Exercise aim
Output all the data exactly. Pictures do not belong in the copy.

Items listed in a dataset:
-*-*-

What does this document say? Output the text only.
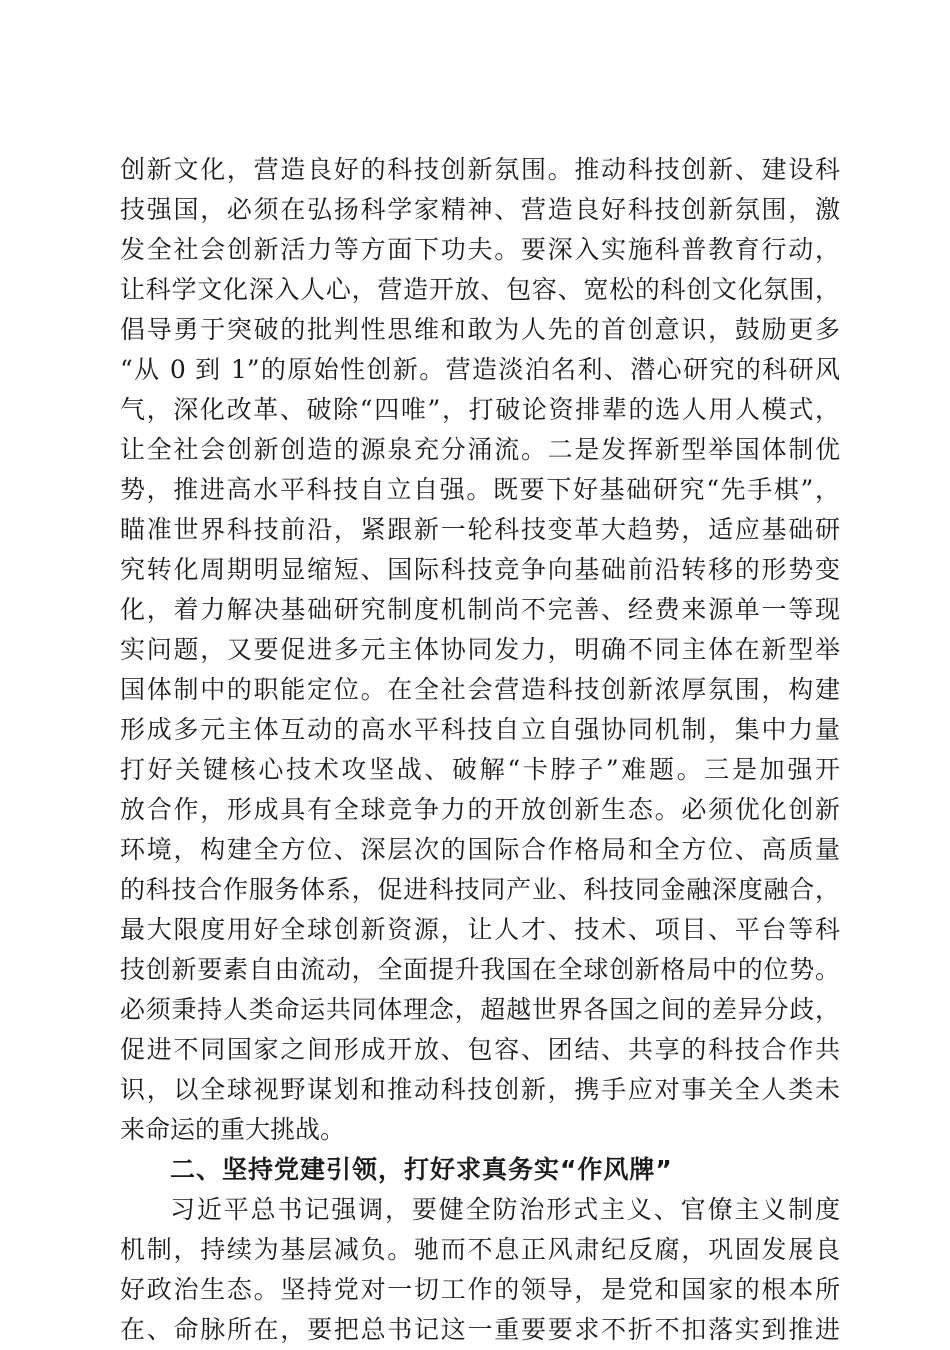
创新文化，营造良好的科技创新氛围。推动科技创新、建设科
技强国，必须在弘扬科学家精神、营造良好科技创新氛围，激
发全社会创新活力等方面下功夫。要深入实施科普教育行动，
让科学文化深入人心，营造开放、包容、宽松的科创文化氛围，
倡导勇于突破的批判性思维和敢为人先的首创意识，鼓励更多
“从 0 到 1”的原始性创新。营造淡泊名利、潜心研究的科研风
气，深化改革、破除“四唯”，打破论资排辈的选人用人模式，
让全社会创新创造的源泉充分涌流。二是发挥新型举国体制优
势，推进高水平科技自立自强。既要下好基础研究“先手棋”，
瞄准世界科技前沿，紧跟新一轮科技变革大趋势，适应基础研
究转化周期明显缩短、国际科技竞争向基础前沿转移的形势变
化，着力解决基础研究制度机制尚不完善、经费来源单一等现
实问题，又要促进多元主体协同发力，明确不同主体在新型举
国体制中的职能定位。在全社会营造科技创新浓厚氛围，构建
形成多元主体互动的高水平科技自立自强协同机制，集中力量
打好关键核心技术攻坚战、破解“卡脖子”难题。三是加强开
放合作，形成具有全球竞争力的开放创新生态。必须优化创新
环境，构建全方位、深层次的国际合作格局和全方位、高质量
的科技合作服务体系，促进科技同产业、科技同金融深度融合，
最大限度用好全球创新资源，让人才、技术、项目、平台等科
技创新要素自由流动，全面提升我国在全球创新格局中的位势。
必须秉持人类命运共同体理念，超越世界各国之间的差异分歧，
促进不同国家之间形成开放、包容、团结、共享的科技合作共
识，以全球视野谋划和推动科技创新，携手应对事关全人类未
来命运的重大挑战。
二、坚持党建引领，打好求真务实“作风牌”
习近平总书记强调，要健全防治形式主义、官僚主义制度
机制，持续为基层减负。驰而不息正风肃纪反腐，巩固发展良
好政治生态。坚持党对一切工作的领导，是党和国家的根本所
在、命脉所在，要把总书记这一重要要求不折不扣落实到推进
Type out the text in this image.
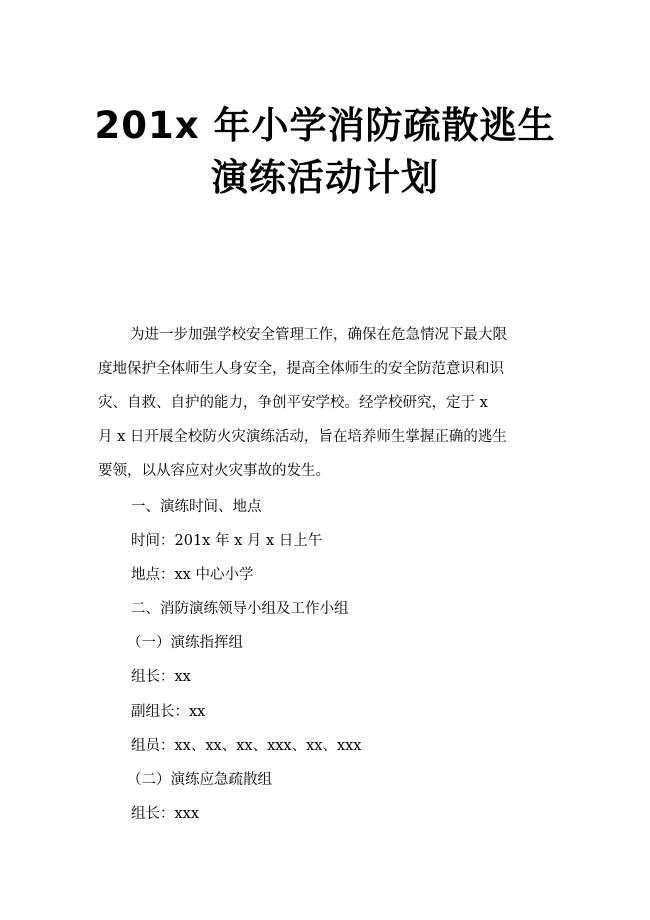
201x 年小学消防疏散逃生
演练活动计划
为进一步加强学校安全管理工作，确保在危急情况下最大限
度地保护全体师生人身安全，提高全体师生的安全防范意识和识
灾、自救、自护的能力，争创平安学校。经学校研究，定于 x
月 x 日开展全校防火灾演练活动，旨在培养师生掌握正确的逃生
要领，以从容应对火灾事故的发生。

一、演练时间、地点

时间：201x 年 x 月 x 日上午

地点：xx 中心小学

二、消防演练领导小组及工作小组

（一）演练指挥组

组长：xx

副组长：xx

组员：xx、xx、xx、xxx、xx、xxx

（二）演练应急疏散组

组长：xxx
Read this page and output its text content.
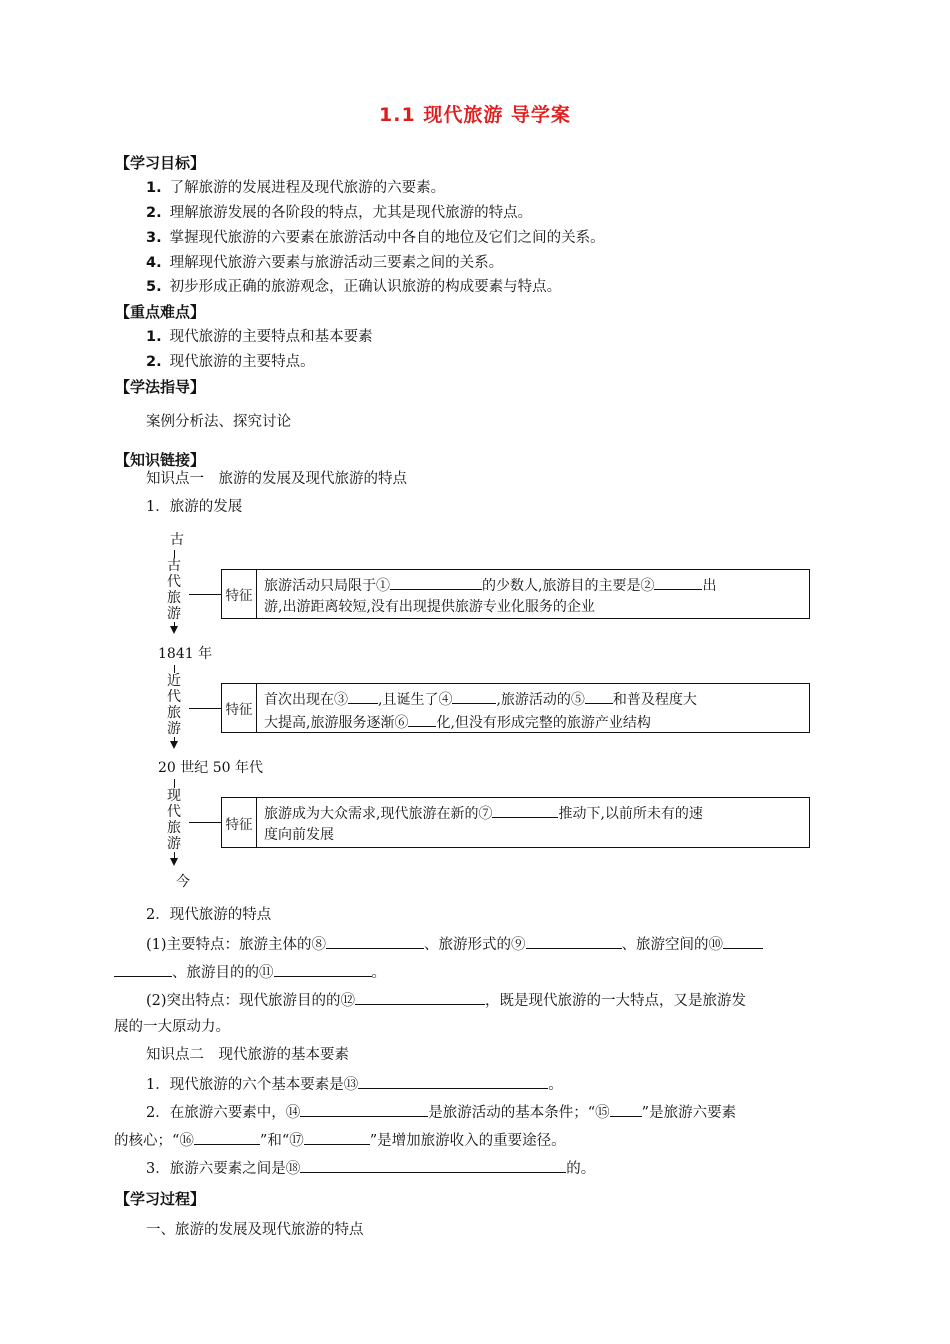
1.1 现代旅游 导学案
【学习目标】
1. 了解旅游的发展进程及现代旅游的六要素。
2. 理解旅游发展的各阶段的特点，尤其是现代旅游的特点。
3. 掌握现代旅游的六要素在旅游活动中各自的地位及它们之间的关系。
4. 理解现代旅游六要素与旅游活动三要素之间的关系。
5. 初步形成正确的旅游观念，正确认识旅游的构成要素与特点。
【重点难点】
1. 现代旅游的主要特点和基本要素
2. 现代旅游的主要特点。
【学法指导】
案例分析法、探究讨论
【知识链接】
知识点一　旅游的发展及现代旅游的特点
1．旅游的发展
古
古代旅游
特征
旅游活动只局限于①	的少数人,旅游目的主要是②	出
游,出游距离较短,没有出现提供旅游专业化服务的企业
1841 年
近代旅游
特征
首次出现在③ ,且诞生了④	,旅游活动的⑤ 和普及程度大
大提高,旅游服务逐渐⑥ 化,但没有形成完整的旅游产业结构
20 世纪 50 年代
现代旅游
特征
旅游成为大众需求,现代旅游在新的⑦	推动下,以前所未有的速
度向前发展
今
2．现代旅游的特点
(1)主要特点：旅游主体的⑧	、旅游形式的⑨	、旅游空间的⑩
、旅游目的的⑪	。
(2)突出特点：现代旅游目的的⑫	，既是现代旅游的一大特点，又是旅游发
展的一大原动力。
知识点二　现代旅游的基本要素
1．现代旅游的六个基本要素是⑬	。
2．在旅游六要素中，⑭	是旅游活动的基本条件；“⑮ ”是旅游六要素
的核心；“⑯	”和“⑰	”是增加旅游收入的重要途径。
3．旅游六要素之间是⑱	的。
【学习过程】
一、旅游的发展及现代旅游的特点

-*-*-

Output for this task
What does this document say? Output the text only.
创新文化，营造良好的科技创新氛围。推动科技创新、建设科
技强国，必须在弘扬科学家精神、营造良好科技创新氛围，激
发全社会创新活力等方面下功夫。要深入实施科普教育行动，
让科学文化深入人心，营造开放、包容、宽松的科创文化氛围，
倡导勇于突破的批判性思维和敢为人先的首创意识，鼓励更多
“从 0 到 1”的原始性创新。营造淡泊名利、潜心研究的科研风
气，深化改革、破除“四唯”，打破论资排辈的选人用人模式，
让全社会创新创造的源泉充分涌流。二是发挥新型举国体制优
势，推进高水平科技自立自强。既要下好基础研究“先手棋”，
瞄准世界科技前沿，紧跟新一轮科技变革大趋势，适应基础研
究转化周期明显缩短、国际科技竞争向基础前沿转移的形势变
化，着力解决基础研究制度机制尚不完善、经费来源单一等现
实问题，又要促进多元主体协同发力，明确不同主体在新型举
国体制中的职能定位。在全社会营造科技创新浓厚氛围，构建
形成多元主体互动的高水平科技自立自强协同机制，集中力量
打好关键核心技术攻坚战、破解“卡脖子”难题。三是加强开
放合作，形成具有全球竞争力的开放创新生态。必须优化创新
环境，构建全方位、深层次的国际合作格局和全方位、高质量
的科技合作服务体系，促进科技同产业、科技同金融深度融合，
最大限度用好全球创新资源，让人才、技术、项目、平台等科
技创新要素自由流动，全面提升我国在全球创新格局中的位势。
必须秉持人类命运共同体理念，超越世界各国之间的差异分歧，
促进不同国家之间形成开放、包容、团结、共享的科技合作共
识，以全球视野谋划和推动科技创新，携手应对事关全人类未
来命运的重大挑战。
二、坚持党建引领，打好求真务实“作风牌”
习近平总书记强调，要健全防治形式主义、官僚主义制度
机制，持续为基层减负。驰而不息正风肃纪反腐，巩固发展良
好政治生态。坚持党对一切工作的领导，是党和国家的根本所
在、命脉所在，要把总书记这一重要要求不折不扣落实到推进
Type out the text in this image.
201x 年小学消防疏散逃生
演练活动计划
为进一步加强学校安全管理工作，确保在危急情况下最大限
度地保护全体师生人身安全，提高全体师生的安全防范意识和识
灾、自救、自护的能力，争创平安学校。经学校研究，定于 x
月 x 日开展全校防火灾演练活动，旨在培养师生掌握正确的逃生
要领，以从容应对火灾事故的发生。

一、演练时间、地点

时间：201x 年 x 月 x 日上午

地点：xx 中心小学

二、消防演练领导小组及工作小组

（一）演练指挥组

组长：xx

副组长：xx

组员：xx、xx、xx、xxx、xx、xxx

（二）演练应急疏散组

组长：xxx
Read this page and output its text content.
1.1 现代旅游 导学案
【学习目标】
1. 了解旅游的发展进程及现代旅游的六要素。
2. 理解旅游发展的各阶段的特点，尤其是现代旅游的特点。
3. 掌握现代旅游的六要素在旅游活动中各自的地位及它们之间的关系。
4. 理解现代旅游六要素与旅游活动三要素之间的关系。
5. 初步形成正确的旅游观念，正确认识旅游的构成要素与特点。
【重点难点】
1. 现代旅游的主要特点和基本要素
2. 现代旅游的主要特点。
【学法指导】
案例分析法、探究讨论
【知识链接】
知识点一　旅游的发展及现代旅游的特点
1．旅游的发展
古
古代旅游
特征
旅游活动只局限于①	的少数人,旅游目的主要是②	出
游,出游距离较短,没有出现提供旅游专业化服务的企业
1841 年
近代旅游
特征
首次出现在③ ,且诞生了④	,旅游活动的⑤ 和普及程度大
大提高,旅游服务逐渐⑥ 化,但没有形成完整的旅游产业结构
20 世纪 50 年代
现代旅游
特征
旅游成为大众需求,现代旅游在新的⑦	推动下,以前所未有的速
度向前发展
今
2．现代旅游的特点
(1)主要特点：旅游主体的⑧	、旅游形式的⑨	、旅游空间的⑩
、旅游目的的⑪	。
(2)突出特点：现代旅游目的的⑫	，既是现代旅游的一大特点，又是旅游发
展的一大原动力。
知识点二　现代旅游的基本要素
1．现代旅游的六个基本要素是⑬	。
2．在旅游六要素中，⑭	是旅游活动的基本条件；“⑮ ”是旅游六要素
的核心；“⑯	”和“⑰	”是增加旅游收入的重要途径。
3．旅游六要素之间是⑱	的。
【学习过程】
一、旅游的发展及现代旅游的特点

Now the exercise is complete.